- The request
Gather up every line from the entries below that uses the word "Convertible".

Figure record extracts
* begin *
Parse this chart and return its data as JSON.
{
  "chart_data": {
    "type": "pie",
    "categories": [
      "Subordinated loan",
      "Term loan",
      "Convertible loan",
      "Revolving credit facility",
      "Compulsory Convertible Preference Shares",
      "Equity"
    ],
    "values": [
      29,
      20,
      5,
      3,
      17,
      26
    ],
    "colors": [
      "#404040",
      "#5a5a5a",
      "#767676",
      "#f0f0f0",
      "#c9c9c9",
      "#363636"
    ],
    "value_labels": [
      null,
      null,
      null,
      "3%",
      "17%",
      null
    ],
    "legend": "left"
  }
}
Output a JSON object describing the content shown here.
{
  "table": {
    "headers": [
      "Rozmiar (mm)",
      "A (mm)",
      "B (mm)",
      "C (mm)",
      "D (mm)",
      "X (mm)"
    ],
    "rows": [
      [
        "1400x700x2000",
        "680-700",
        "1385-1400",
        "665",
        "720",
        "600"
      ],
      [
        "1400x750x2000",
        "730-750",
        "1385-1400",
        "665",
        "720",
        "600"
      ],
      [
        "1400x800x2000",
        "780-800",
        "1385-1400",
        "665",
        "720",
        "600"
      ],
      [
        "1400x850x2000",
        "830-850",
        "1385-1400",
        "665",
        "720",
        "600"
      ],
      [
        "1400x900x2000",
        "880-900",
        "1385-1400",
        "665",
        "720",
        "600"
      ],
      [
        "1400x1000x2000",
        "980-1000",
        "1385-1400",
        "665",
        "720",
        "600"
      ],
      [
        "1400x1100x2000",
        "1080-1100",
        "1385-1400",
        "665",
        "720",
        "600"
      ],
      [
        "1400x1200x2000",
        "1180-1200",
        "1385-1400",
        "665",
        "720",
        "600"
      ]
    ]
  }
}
* end *
- Exercise result
      "Convertible loan",
      "Compulsory Convertible Preference Shares",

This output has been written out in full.